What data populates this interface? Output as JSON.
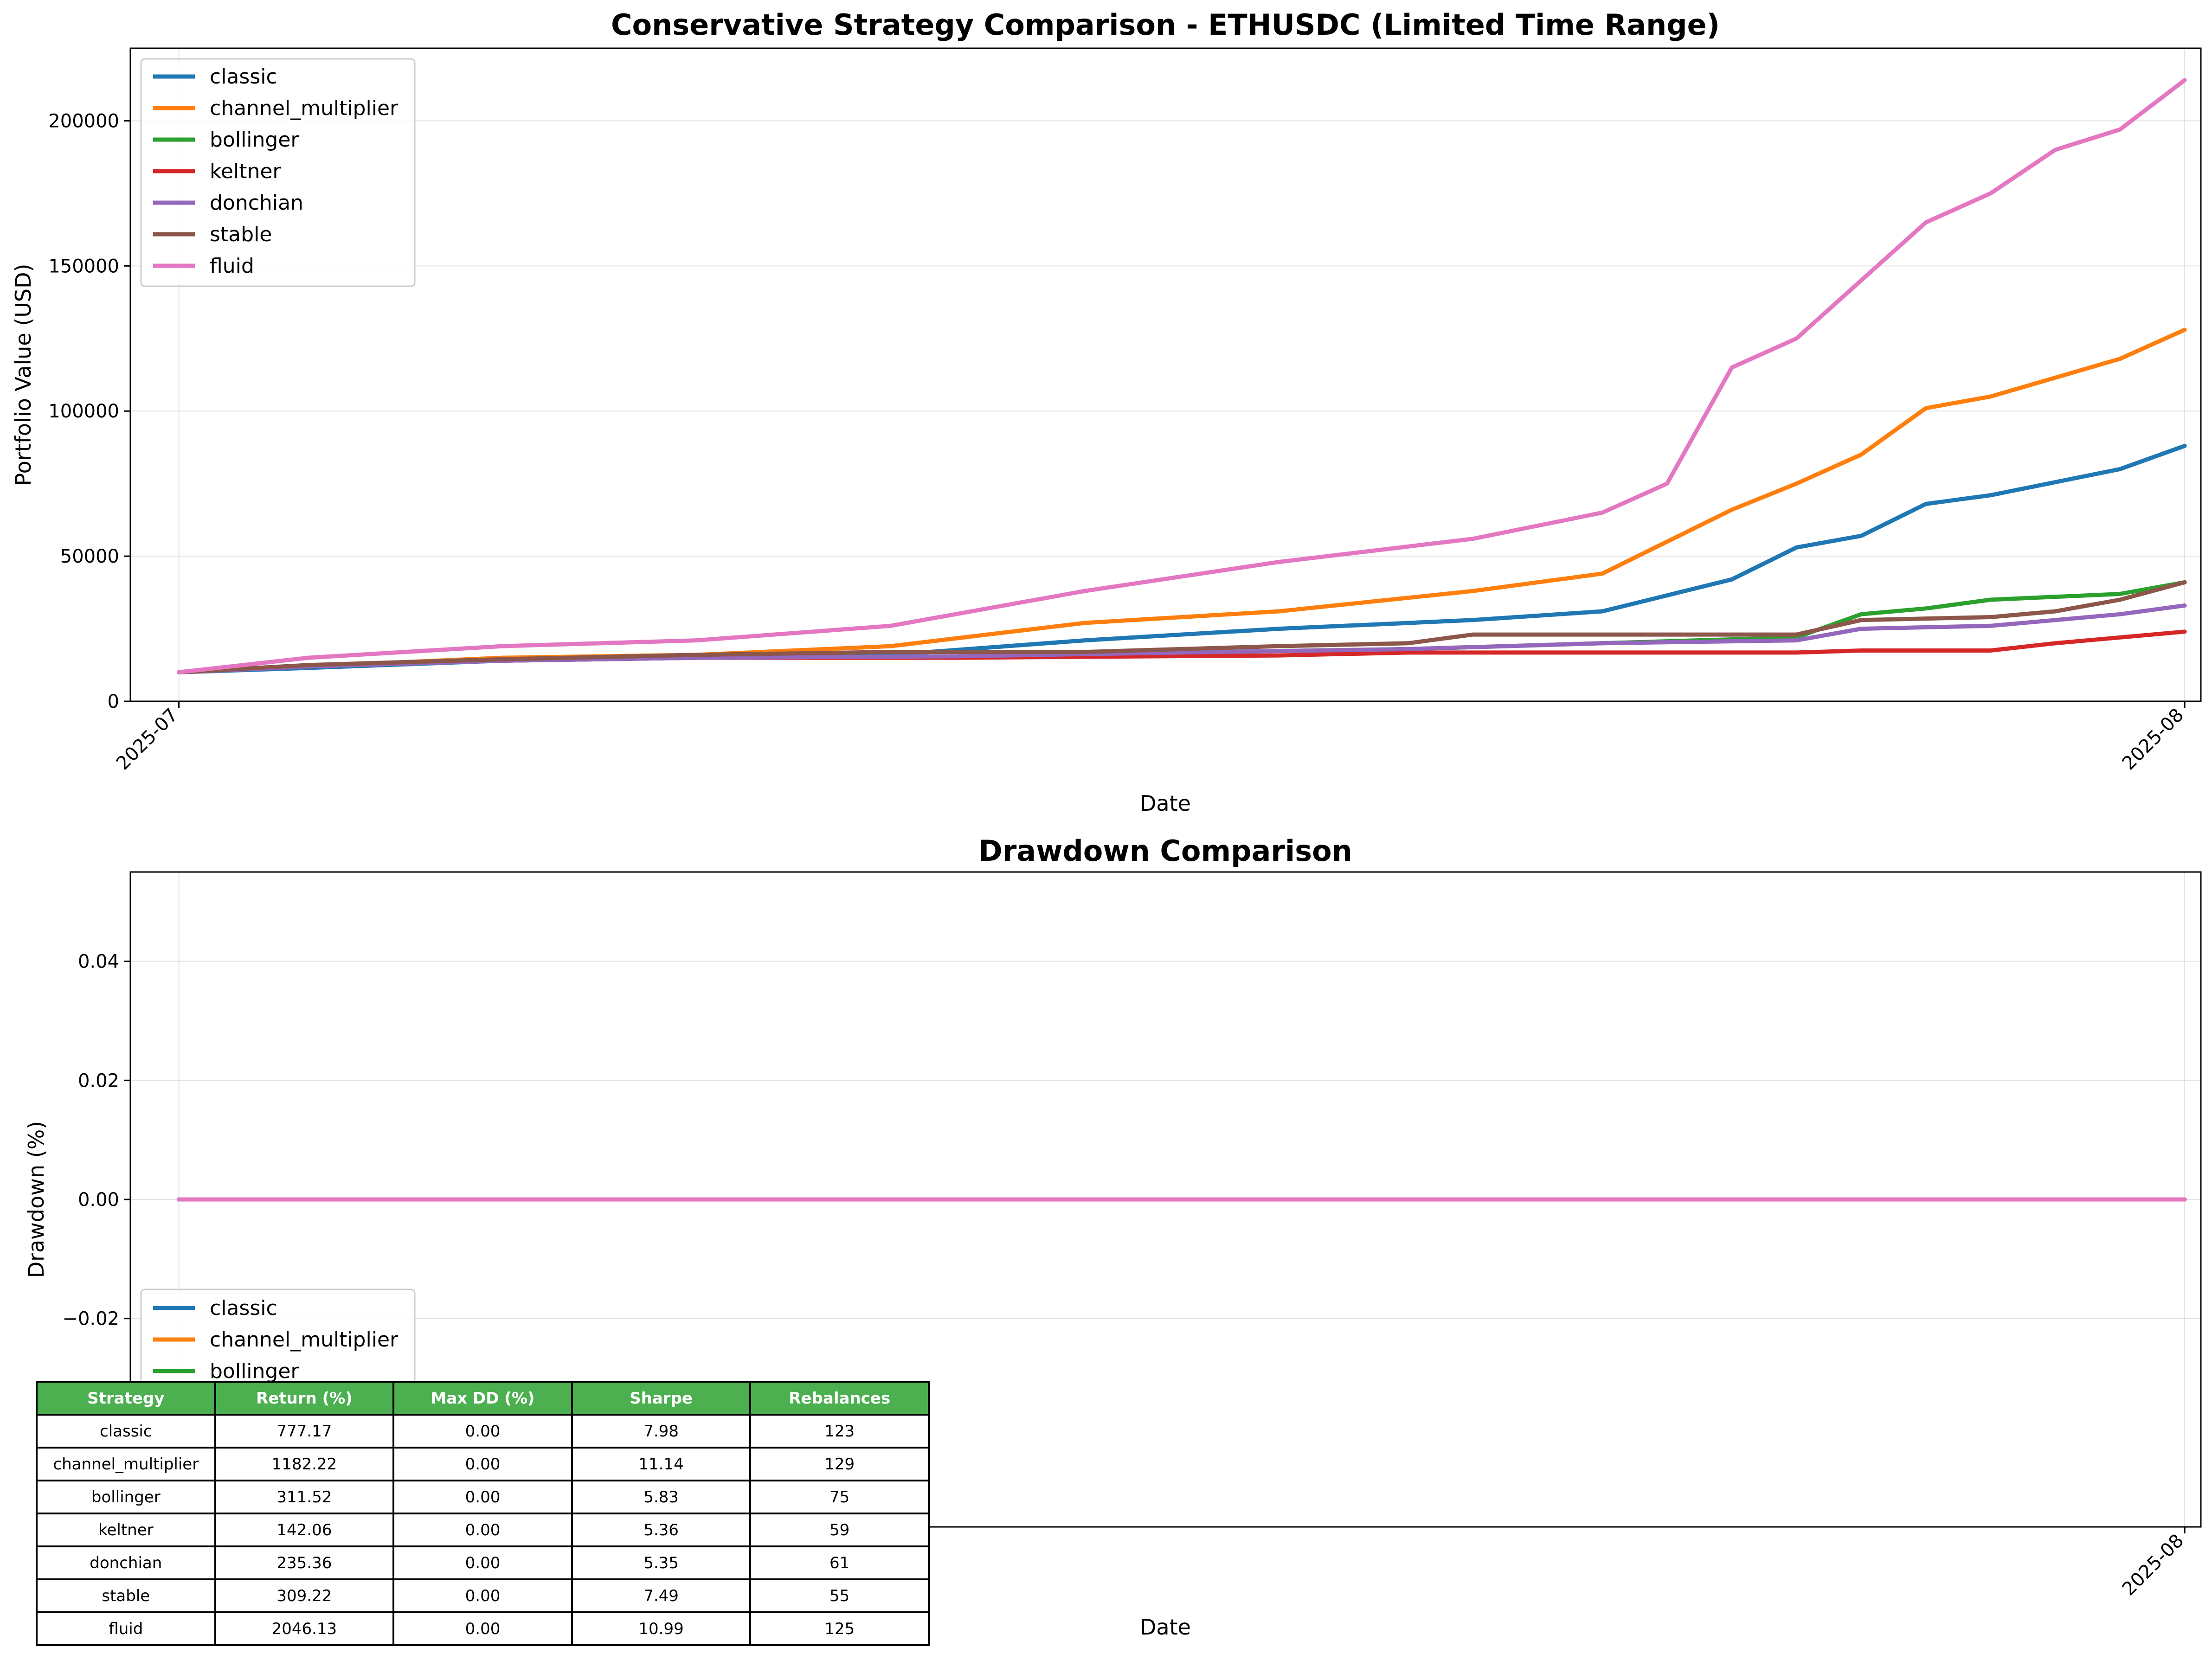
{
  "colors": {
    "classic": "#1f77b4",
    "channel_multiplier": "#ff7f0e",
    "bollinger": "#2ca02c",
    "keltner": "#d62728",
    "donchian": "#9467bd",
    "stable": "#8c564b",
    "fluid": "#e377c2",
    "table_header": "#4caf50"
  },
  "chart_data": [
    {
      "type": "line",
      "title": "Conservative Strategy Comparison - ETHUSDC (Limited Time Range)",
      "xlabel": "Date",
      "ylabel": "Portfolio Value (USD)",
      "xlim": [
        "2025-06-30T06:00",
        "2025-08-01T06:00"
      ],
      "ylim": [
        0,
        225000
      ],
      "x_ticks": [
        {
          "value": "2025-07-01",
          "label": "2025-07"
        },
        {
          "value": "2025-08-01",
          "label": "2025-08"
        }
      ],
      "y_ticks": [
        0,
        50000,
        100000,
        150000,
        200000
      ],
      "grid": true,
      "legend_position": "upper left",
      "series": [
        {
          "name": "classic",
          "points": [
            [
              "2025-07-01",
              10000
            ],
            [
              "2025-07-03",
              11500
            ],
            [
              "2025-07-06",
              14000
            ],
            [
              "2025-07-09",
              15000
            ],
            [
              "2025-07-12",
              16000
            ],
            [
              "2025-07-15",
              21000
            ],
            [
              "2025-07-18",
              25000
            ],
            [
              "2025-07-21",
              28000
            ],
            [
              "2025-07-23",
              31000
            ],
            [
              "2025-07-25",
              42000
            ],
            [
              "2025-07-26",
              53000
            ],
            [
              "2025-07-27",
              57000
            ],
            [
              "2025-07-28",
              68000
            ],
            [
              "2025-07-29",
              71000
            ],
            [
              "2025-07-31",
              80000
            ],
            [
              "2025-08-01",
              88000
            ]
          ]
        },
        {
          "name": "channel_multiplier",
          "points": [
            [
              "2025-07-01",
              10000
            ],
            [
              "2025-07-03",
              12000
            ],
            [
              "2025-07-06",
              15000
            ],
            [
              "2025-07-09",
              16000
            ],
            [
              "2025-07-12",
              19000
            ],
            [
              "2025-07-15",
              27000
            ],
            [
              "2025-07-18",
              31000
            ],
            [
              "2025-07-21",
              38000
            ],
            [
              "2025-07-23",
              44000
            ],
            [
              "2025-07-24",
              55000
            ],
            [
              "2025-07-25",
              66000
            ],
            [
              "2025-07-26",
              75000
            ],
            [
              "2025-07-27",
              85000
            ],
            [
              "2025-07-28",
              101000
            ],
            [
              "2025-07-29",
              105000
            ],
            [
              "2025-07-31",
              118000
            ],
            [
              "2025-08-01",
              128000
            ]
          ]
        },
        {
          "name": "bollinger",
          "points": [
            [
              "2025-07-01",
              10000
            ],
            [
              "2025-07-03",
              12000
            ],
            [
              "2025-07-06",
              14000
            ],
            [
              "2025-07-09",
              15000
            ],
            [
              "2025-07-13",
              15500
            ],
            [
              "2025-07-17",
              17000
            ],
            [
              "2025-07-20",
              18000
            ],
            [
              "2025-07-23",
              20000
            ],
            [
              "2025-07-26",
              22000
            ],
            [
              "2025-07-27",
              30000
            ],
            [
              "2025-07-28",
              32000
            ],
            [
              "2025-07-29",
              35000
            ],
            [
              "2025-07-31",
              37000
            ],
            [
              "2025-08-01",
              41000
            ]
          ]
        },
        {
          "name": "keltner",
          "points": [
            [
              "2025-07-01",
              10000
            ],
            [
              "2025-07-03",
              12000
            ],
            [
              "2025-07-06",
              14000
            ],
            [
              "2025-07-09",
              15000
            ],
            [
              "2025-07-13",
              15000
            ],
            [
              "2025-07-16",
              15500
            ],
            [
              "2025-07-18",
              15800
            ],
            [
              "2025-07-20",
              16800
            ],
            [
              "2025-07-26",
              16800
            ],
            [
              "2025-07-27",
              17500
            ],
            [
              "2025-07-29",
              17500
            ],
            [
              "2025-07-30",
              20000
            ],
            [
              "2025-07-31",
              22000
            ],
            [
              "2025-08-01",
              24000
            ]
          ]
        },
        {
          "name": "donchian",
          "points": [
            [
              "2025-07-01",
              10000
            ],
            [
              "2025-07-03",
              12000
            ],
            [
              "2025-07-06",
              14000
            ],
            [
              "2025-07-09",
              15000
            ],
            [
              "2025-07-13",
              15500
            ],
            [
              "2025-07-17",
              17000
            ],
            [
              "2025-07-20",
              18000
            ],
            [
              "2025-07-23",
              20000
            ],
            [
              "2025-07-26",
              21000
            ],
            [
              "2025-07-27",
              25000
            ],
            [
              "2025-07-29",
              26000
            ],
            [
              "2025-07-30",
              28000
            ],
            [
              "2025-07-31",
              30000
            ],
            [
              "2025-08-01",
              33000
            ]
          ]
        },
        {
          "name": "stable",
          "points": [
            [
              "2025-07-01",
              10000
            ],
            [
              "2025-07-03",
              12500
            ],
            [
              "2025-07-06",
              14500
            ],
            [
              "2025-07-09",
              16000
            ],
            [
              "2025-07-12",
              17000
            ],
            [
              "2025-07-15",
              17000
            ],
            [
              "2025-07-18",
              19000
            ],
            [
              "2025-07-20",
              20000
            ],
            [
              "2025-07-21",
              23000
            ],
            [
              "2025-07-26",
              23000
            ],
            [
              "2025-07-27",
              28000
            ],
            [
              "2025-07-29",
              29000
            ],
            [
              "2025-07-30",
              31000
            ],
            [
              "2025-07-31",
              35000
            ],
            [
              "2025-08-01",
              41000
            ]
          ]
        },
        {
          "name": "fluid",
          "points": [
            [
              "2025-07-01",
              10000
            ],
            [
              "2025-07-03",
              15000
            ],
            [
              "2025-07-06",
              19000
            ],
            [
              "2025-07-09",
              21000
            ],
            [
              "2025-07-12",
              26000
            ],
            [
              "2025-07-15",
              38000
            ],
            [
              "2025-07-18",
              48000
            ],
            [
              "2025-07-21",
              56000
            ],
            [
              "2025-07-23",
              65000
            ],
            [
              "2025-07-24",
              75000
            ],
            [
              "2025-07-25",
              115000
            ],
            [
              "2025-07-26",
              125000
            ],
            [
              "2025-07-27",
              145000
            ],
            [
              "2025-07-28",
              165000
            ],
            [
              "2025-07-29",
              175000
            ],
            [
              "2025-07-30",
              190000
            ],
            [
              "2025-07-31",
              197000
            ],
            [
              "2025-08-01",
              214000
            ]
          ]
        }
      ]
    },
    {
      "type": "line",
      "title": "Drawdown Comparison",
      "xlabel": "Date",
      "ylabel": "Drawdown (%)",
      "xlim": [
        "2025-06-30T06:00",
        "2025-08-01T06:00"
      ],
      "ylim": [
        -0.055,
        0.055
      ],
      "x_ticks": [
        {
          "value": "2025-08-01",
          "label": "2025-08"
        }
      ],
      "y_ticks": [
        -0.02,
        0.0,
        0.02,
        0.04
      ],
      "y_tick_labels": [
        "−0.02",
        "0.00",
        "0.02",
        "0.04"
      ],
      "grid": true,
      "legend_position": "lower left",
      "legend_visible": [
        "classic",
        "channel_multiplier",
        "bollinger"
      ],
      "series": [
        {
          "name": "classic",
          "points": [
            [
              "2025-07-01",
              0
            ],
            [
              "2025-08-01",
              0
            ]
          ]
        },
        {
          "name": "channel_multiplier",
          "points": [
            [
              "2025-07-01",
              0
            ],
            [
              "2025-08-01",
              0
            ]
          ]
        },
        {
          "name": "bollinger",
          "points": [
            [
              "2025-07-01",
              0
            ],
            [
              "2025-08-01",
              0
            ]
          ]
        },
        {
          "name": "keltner",
          "points": [
            [
              "2025-07-01",
              0
            ],
            [
              "2025-08-01",
              0
            ]
          ]
        },
        {
          "name": "donchian",
          "points": [
            [
              "2025-07-01",
              0
            ],
            [
              "2025-08-01",
              0
            ]
          ]
        },
        {
          "name": "stable",
          "points": [
            [
              "2025-07-01",
              0
            ],
            [
              "2025-08-01",
              0
            ]
          ]
        },
        {
          "name": "fluid",
          "points": [
            [
              "2025-07-01",
              0
            ],
            [
              "2025-08-01",
              0
            ]
          ]
        }
      ]
    },
    {
      "type": "table",
      "columns": [
        "Strategy",
        "Return (%)",
        "Max DD (%)",
        "Sharpe",
        "Rebalances"
      ],
      "rows": [
        [
          "classic",
          "777.17",
          "0.00",
          "7.98",
          "123"
        ],
        [
          "channel_multiplier",
          "1182.22",
          "0.00",
          "11.14",
          "129"
        ],
        [
          "bollinger",
          "311.52",
          "0.00",
          "5.83",
          "75"
        ],
        [
          "keltner",
          "142.06",
          "0.00",
          "5.36",
          "59"
        ],
        [
          "donchian",
          "235.36",
          "0.00",
          "5.35",
          "61"
        ],
        [
          "stable",
          "309.22",
          "0.00",
          "7.49",
          "55"
        ],
        [
          "fluid",
          "2046.13",
          "0.00",
          "10.99",
          "125"
        ]
      ]
    }
  ]
}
☆ ☆ ☆
AIM →
All lines that include "ylabel" are to be gathered and copied.

FINISHED TASK →
      "ylabel": "Portfolio Value (USD)",
      "ylabel": "Drawdown (%)",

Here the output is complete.